--- ОТРЫВОК ТЕКСТА ---
И все-таки женщины творили. Потому что не ведающий преград Источник Творчества не знает и предубежденности к вопросу пола, избирателен же Он, скорее всего, из соображения большей или меньшей вероятности свершения общечеловеческих замыслов. Все же женщинам реже такое под силу, но не в силу предвзятости Божьей, а просто потому, что есть для этого по-настоящему сильный пол, и что сам он с усами сбрасывать и воплощать творческое бремя... Но все же он не всесилен, и не дано ему, исчерпывающе глаголя, освещать мир с противоположного полюса! Пришлось-таки женщинам научаться искусству стихотворства: Сафо, Коринна, Луиза Лабе, Софи Меро, Марселина Деборд-Вальмор, Эмили Дикинсон, Каролина Павлова… Другое дело, насколько вровень дамское рукоделие с шедеврами великих мужей. Существует и праздный вопрос: которая из них главная? И тут поддалась эмоциям Анна Андреевна, поспешила, как говорится, выдать желаемое за действительное. Мало того, что сами женщины, вопреки чаянию ее, так и не замолчали (поэтессам любого калибра и всякой масти в веке XX отбоя не было!), – с некогда замалчиваемых имен прошлого продолжают слетать последние покровы. И вот возрождается в наше время все больший и больший интерес к одной из ее поэтических предшественниц.
« – Так что же получается? Среди баб главная – Ахматова? Ну, давайте посмотрим, кто был? Цветаеву я в счет не беру, потому что мне нравятся только «Версты». – Ахматова промолчала. И я начал, как мне свойственно… экскурс:
– Была Бунина.
– Ее никто не читал, я – тоже, следующая!
– Ростопчина.
– Это очень слабо.
– Каролина Павлова.
– Это ценный поэт, но не первого класса.
– Мирра Лохвицкая.
– В ней что-то было. Но на ее стихах лежит печать эпохи безвременья – Надсон, Минский, Фофанов…»
Так передает И. Лиснянская разговор с Ахматовой С. Липкина.
Должно сказать, что слово содержания зыбкого и размытого – безвременье – слишком уж явная условность. Эпоха 80-90-х годов XIX века все же прославилась выдающимися литературными и философскими именами (среди них Д. Мережковский и В. Соловьев, потаенный тогда еще И. Анненский, зарождение целой плеяды русских мыслителей) и отношение ко всему этому как к «безвременью» вследствие элементарной «реакции царизма» – не более чем натяжка соцреалистического периода русской критики. Но если даже принять шаблоны сии на веру, в принципе понимая под безвременьем периоды культурного и общественного застоя (как принято в современном русском языке), то и тогда это, налагая некоторую печать, индивидуальности отнюдь не лишает. Надсон, Минский и Фофанов – поэты уж очень разные и неравные, если что их и объединяло, так это больший или меньший интерес к социальной проблематике и гражданская тема. Чего у Лохвицкой как раз-то и нет.
---
* **ЗАДАНИЯ**:
a – Какие три поэта названы в тексте о женщинах-поэтах сразу после слов «эпохи безвременья»?
b – Согласуются ли с текстом о женщинах-поэтах следующие утверждения? (i) Каролина Павлова названа среди женщин, которым пришлось научиться стихотворству. (ii) Автор считает Надсона, Минского и Фофанова очень похожими поэтами. (iii) По мнению автора, у Лохвицкой есть гражданская тема. На каждое ответьте «да» или «нет» и приведите решающие слова текста.
c – Продолжите текст о женщинах-поэтах после его последнего предложения.
--- БЛОК ДАННЫХ ---
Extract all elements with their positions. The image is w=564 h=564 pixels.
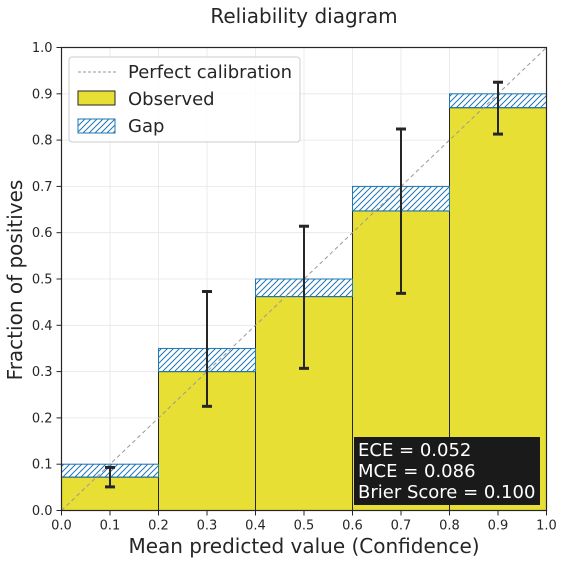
---
* **ОТВЕТЫ**:
a – Надсон, Минский и Фофанов.

b –
(i) Да: «Пришлось-таки женщинам научаться искусству стихотворства: Сафо, Коринна, Луиза Лабе, Софи Меро, Марселина Деборд-Вальмор, Эмили Дикинсон, Каролина Павлова…»
(ii) Нет: «Надсон, Минский и Фофанов – поэты уж очень разные и неравные».
(iii) Нет: «интерес к социальной проблематике и гражданская тема. Чего у Лохвицкой как раз-то и нет».

c –
А что же все-таки «было»?
2
Мирра (по метрическому свидетельству Мария) Александровна Лохвицкая родилась 19 ноября (1 декабря) 1869 года в Петербурге, в семье известного адвоката. Семья была многодетной и много переезжала, пока, наконец, не обосновалась в Москве, где Мирра в 1888 году закончила Александровский институт. Стихи, по собственному ее признанию, писала «с тех пор, как научилась держать перо в руках, но серьезно предалась этому с 15 лет» (Север, 1897, № 44). Переселившись по окончании института в Петербург, куда после смерти отца переехала ее мать, Лохвицкая печатается в журналах «Север», «Художник», «Труд», «Всемирная иллюстрация», «Русское обозрение», «Книжки недели». В 1892 году Мирра Александровна вышла замуж за обрусевшего француза, профессора архитектуры Е. А. Жибера. В браке с ним она стала матерью пятерых сыновей.
В эти годы главной темой творчества М. Лохвицкой была любовь. Первый сборник стихотворений (1896) она посвятила мужу, там же были стихи, обращенные к сыну. «Нельзя в более яркой, оригинальной и красивой форме, – писал первый ее рецензент поэт А. Голенищев-Кутузов, по представлению которого сборник был награжден половинной Пушкинской премией, – выразить порыв молодой и страстной любви, не верящей в возможность преград и смело заявляющей о своей всепобедной силе». Других поражала и возмущала непривычная для русской женской лирики интимная откровенность.
Пустой случайный разговор,
А в сердце смутная тревога, –
Так заглянул глубоко взор,
Так было высказано много.
Простой обмен ничтожных слов,
Руки небрежное пожатье, –
А ум безумствовать готов,
И грудь, волнуясь, ждет объятья...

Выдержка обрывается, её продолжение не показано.